== STORED DATA
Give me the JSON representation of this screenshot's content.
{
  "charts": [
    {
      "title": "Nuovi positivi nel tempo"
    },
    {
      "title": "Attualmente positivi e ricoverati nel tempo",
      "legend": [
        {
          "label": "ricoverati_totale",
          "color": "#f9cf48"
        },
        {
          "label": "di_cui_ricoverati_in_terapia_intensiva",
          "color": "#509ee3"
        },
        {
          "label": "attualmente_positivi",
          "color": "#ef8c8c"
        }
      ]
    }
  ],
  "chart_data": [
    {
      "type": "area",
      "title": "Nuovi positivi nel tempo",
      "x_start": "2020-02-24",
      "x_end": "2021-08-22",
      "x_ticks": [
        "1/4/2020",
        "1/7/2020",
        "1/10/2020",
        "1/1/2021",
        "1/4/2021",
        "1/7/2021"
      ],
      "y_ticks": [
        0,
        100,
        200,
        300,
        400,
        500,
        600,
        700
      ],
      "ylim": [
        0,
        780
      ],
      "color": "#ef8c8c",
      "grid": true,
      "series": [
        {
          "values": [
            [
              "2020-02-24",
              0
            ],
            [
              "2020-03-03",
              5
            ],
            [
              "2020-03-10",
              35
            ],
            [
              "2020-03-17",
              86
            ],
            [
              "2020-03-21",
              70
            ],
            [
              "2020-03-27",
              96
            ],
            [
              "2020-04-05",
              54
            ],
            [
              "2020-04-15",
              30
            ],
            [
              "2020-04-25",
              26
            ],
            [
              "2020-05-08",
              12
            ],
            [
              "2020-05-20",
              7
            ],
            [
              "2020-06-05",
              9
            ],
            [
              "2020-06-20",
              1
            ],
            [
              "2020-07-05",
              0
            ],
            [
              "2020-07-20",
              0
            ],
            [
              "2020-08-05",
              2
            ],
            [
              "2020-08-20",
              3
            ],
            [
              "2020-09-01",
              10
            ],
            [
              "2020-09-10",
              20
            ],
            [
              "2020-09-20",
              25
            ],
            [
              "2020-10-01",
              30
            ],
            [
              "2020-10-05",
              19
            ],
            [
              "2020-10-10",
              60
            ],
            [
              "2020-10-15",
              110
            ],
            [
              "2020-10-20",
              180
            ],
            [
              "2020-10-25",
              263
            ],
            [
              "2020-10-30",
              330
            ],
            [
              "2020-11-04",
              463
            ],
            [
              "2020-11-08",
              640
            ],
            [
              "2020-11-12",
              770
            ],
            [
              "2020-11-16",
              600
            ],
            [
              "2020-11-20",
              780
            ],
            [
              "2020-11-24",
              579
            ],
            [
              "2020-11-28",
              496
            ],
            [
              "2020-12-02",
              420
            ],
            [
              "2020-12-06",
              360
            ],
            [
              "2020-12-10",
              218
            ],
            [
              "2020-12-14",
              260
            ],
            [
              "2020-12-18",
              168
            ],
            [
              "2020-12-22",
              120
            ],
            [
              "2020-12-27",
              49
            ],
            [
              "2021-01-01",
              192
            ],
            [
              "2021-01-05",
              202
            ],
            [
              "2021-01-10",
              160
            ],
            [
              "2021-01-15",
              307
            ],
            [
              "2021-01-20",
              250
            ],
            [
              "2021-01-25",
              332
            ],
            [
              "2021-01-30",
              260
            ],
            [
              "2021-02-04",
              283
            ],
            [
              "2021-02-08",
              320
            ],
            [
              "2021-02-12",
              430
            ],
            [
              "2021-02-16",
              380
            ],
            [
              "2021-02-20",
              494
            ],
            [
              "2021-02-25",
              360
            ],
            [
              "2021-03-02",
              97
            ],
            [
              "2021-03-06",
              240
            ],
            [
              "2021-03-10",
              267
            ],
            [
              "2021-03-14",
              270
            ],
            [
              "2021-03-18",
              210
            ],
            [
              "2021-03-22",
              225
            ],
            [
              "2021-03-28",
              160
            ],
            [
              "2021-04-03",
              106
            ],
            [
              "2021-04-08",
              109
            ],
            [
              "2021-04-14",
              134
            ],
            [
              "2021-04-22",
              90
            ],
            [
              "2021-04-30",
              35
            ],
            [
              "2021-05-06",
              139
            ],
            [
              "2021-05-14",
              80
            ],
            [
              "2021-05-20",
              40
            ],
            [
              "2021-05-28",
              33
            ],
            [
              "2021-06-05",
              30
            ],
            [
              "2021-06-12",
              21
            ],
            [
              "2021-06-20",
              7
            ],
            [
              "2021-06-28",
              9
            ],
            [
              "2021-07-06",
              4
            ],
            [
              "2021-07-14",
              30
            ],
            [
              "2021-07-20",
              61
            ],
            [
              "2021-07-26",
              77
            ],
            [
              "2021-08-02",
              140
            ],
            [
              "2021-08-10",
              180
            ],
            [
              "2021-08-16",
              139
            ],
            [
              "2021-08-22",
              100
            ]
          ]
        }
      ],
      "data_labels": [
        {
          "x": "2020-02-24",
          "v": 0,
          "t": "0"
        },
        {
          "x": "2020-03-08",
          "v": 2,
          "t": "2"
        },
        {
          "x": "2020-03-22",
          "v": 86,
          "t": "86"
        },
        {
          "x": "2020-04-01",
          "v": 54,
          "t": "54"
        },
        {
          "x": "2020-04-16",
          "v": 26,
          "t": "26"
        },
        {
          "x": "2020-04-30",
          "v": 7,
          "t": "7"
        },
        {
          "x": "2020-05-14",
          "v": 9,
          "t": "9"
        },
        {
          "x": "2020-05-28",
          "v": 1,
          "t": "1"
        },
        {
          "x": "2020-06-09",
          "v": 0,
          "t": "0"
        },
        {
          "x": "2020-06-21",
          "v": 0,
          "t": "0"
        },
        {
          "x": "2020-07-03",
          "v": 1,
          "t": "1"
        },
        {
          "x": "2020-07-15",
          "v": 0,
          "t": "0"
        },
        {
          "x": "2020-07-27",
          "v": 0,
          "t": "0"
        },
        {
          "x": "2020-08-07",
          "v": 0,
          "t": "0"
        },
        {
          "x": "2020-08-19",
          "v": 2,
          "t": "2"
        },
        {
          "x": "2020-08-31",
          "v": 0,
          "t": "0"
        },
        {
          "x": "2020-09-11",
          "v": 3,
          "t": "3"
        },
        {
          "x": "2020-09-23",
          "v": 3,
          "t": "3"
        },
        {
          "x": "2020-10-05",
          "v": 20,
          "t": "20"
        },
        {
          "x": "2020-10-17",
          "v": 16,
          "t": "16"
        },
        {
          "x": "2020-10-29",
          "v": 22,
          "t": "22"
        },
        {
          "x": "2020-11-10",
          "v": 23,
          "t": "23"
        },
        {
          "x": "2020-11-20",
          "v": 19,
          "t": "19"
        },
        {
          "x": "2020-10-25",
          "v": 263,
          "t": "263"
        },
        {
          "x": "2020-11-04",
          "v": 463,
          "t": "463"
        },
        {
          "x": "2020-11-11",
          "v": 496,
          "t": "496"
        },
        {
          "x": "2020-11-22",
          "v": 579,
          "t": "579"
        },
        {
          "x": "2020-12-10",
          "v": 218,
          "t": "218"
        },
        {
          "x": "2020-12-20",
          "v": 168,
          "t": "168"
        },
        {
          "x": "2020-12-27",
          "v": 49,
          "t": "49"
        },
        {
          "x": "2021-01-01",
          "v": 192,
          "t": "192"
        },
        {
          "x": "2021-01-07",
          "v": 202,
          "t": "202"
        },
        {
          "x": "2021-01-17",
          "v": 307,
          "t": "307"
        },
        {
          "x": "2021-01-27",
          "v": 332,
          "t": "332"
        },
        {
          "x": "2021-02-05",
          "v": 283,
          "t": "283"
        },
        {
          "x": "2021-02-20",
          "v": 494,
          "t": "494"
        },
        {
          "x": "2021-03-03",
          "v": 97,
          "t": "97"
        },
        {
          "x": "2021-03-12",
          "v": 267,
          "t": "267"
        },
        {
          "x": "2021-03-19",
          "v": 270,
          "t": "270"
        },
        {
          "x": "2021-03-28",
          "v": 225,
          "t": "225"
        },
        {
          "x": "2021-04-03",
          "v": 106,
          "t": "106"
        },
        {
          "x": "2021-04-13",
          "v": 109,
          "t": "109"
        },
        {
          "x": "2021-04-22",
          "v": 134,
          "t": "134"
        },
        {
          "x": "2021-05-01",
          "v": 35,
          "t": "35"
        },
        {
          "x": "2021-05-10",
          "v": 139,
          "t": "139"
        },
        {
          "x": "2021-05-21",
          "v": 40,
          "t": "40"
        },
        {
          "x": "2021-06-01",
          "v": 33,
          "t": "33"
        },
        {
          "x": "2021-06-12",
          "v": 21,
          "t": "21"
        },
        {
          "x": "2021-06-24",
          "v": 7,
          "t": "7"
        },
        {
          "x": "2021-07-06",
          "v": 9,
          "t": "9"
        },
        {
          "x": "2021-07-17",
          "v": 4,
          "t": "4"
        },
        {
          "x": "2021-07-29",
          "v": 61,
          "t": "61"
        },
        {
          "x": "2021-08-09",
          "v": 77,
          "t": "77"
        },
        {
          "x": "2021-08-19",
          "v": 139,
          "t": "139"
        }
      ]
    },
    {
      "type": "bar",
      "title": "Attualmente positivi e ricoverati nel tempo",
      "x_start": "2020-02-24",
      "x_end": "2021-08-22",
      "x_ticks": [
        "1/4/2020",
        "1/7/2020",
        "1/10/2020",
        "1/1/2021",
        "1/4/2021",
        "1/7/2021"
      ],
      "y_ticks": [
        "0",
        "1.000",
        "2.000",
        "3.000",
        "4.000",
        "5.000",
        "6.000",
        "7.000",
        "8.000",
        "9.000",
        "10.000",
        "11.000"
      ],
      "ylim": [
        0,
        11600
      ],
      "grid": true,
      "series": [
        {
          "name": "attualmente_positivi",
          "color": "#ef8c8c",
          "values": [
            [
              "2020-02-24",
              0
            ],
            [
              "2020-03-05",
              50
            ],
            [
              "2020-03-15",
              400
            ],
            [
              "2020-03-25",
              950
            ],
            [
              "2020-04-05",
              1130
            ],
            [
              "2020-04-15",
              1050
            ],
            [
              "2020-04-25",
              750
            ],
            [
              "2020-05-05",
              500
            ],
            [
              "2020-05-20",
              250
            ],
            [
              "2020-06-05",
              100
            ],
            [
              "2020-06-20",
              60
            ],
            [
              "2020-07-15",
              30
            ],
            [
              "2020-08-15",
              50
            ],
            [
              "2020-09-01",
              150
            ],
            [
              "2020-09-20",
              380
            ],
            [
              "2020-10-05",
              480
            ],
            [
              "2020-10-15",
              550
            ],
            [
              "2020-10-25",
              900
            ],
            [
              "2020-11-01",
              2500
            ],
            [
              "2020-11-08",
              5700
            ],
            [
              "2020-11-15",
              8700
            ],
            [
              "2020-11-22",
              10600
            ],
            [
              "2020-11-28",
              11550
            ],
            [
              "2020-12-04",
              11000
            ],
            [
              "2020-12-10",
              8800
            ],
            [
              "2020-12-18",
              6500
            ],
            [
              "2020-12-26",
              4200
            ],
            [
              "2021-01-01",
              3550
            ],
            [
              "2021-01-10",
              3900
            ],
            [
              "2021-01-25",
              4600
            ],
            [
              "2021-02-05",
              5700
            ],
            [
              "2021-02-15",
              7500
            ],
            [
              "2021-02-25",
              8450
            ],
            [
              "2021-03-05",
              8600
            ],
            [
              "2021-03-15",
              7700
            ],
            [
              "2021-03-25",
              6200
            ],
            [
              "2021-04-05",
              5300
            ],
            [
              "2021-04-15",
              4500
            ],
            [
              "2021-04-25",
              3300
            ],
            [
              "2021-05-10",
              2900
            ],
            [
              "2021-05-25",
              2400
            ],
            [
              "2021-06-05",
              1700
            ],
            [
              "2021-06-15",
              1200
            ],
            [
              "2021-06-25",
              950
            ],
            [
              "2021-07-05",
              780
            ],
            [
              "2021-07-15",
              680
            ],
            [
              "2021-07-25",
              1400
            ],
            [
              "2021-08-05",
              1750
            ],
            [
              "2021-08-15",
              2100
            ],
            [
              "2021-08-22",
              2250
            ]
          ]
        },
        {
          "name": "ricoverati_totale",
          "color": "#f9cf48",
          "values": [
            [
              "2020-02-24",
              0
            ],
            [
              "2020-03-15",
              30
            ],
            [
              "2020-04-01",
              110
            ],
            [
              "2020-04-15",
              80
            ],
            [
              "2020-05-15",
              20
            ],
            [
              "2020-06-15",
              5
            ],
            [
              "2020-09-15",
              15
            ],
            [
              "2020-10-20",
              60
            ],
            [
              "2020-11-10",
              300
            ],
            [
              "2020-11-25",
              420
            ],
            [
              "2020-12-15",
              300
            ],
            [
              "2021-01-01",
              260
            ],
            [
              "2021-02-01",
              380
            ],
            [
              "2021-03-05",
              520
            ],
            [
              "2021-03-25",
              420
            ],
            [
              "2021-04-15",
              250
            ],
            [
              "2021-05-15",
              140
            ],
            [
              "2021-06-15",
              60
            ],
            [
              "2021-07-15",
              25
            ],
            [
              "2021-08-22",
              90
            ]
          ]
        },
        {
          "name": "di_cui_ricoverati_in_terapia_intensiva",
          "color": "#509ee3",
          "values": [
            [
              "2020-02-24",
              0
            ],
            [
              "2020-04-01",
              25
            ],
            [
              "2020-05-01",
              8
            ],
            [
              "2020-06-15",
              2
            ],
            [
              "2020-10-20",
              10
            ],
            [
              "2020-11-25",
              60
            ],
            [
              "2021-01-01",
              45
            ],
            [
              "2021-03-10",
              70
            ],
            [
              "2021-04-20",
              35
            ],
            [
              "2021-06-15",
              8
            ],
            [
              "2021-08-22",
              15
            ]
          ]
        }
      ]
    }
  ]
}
====
— WRITTEN REQUEST —
Show each line holding the word "name".

— ANSWER FOR THE TASK —
          "name": "attualmente_positivi",
          "name": "ricoverati_totale",
          "name": "di_cui_ricoverati_in_terapia_intensiva",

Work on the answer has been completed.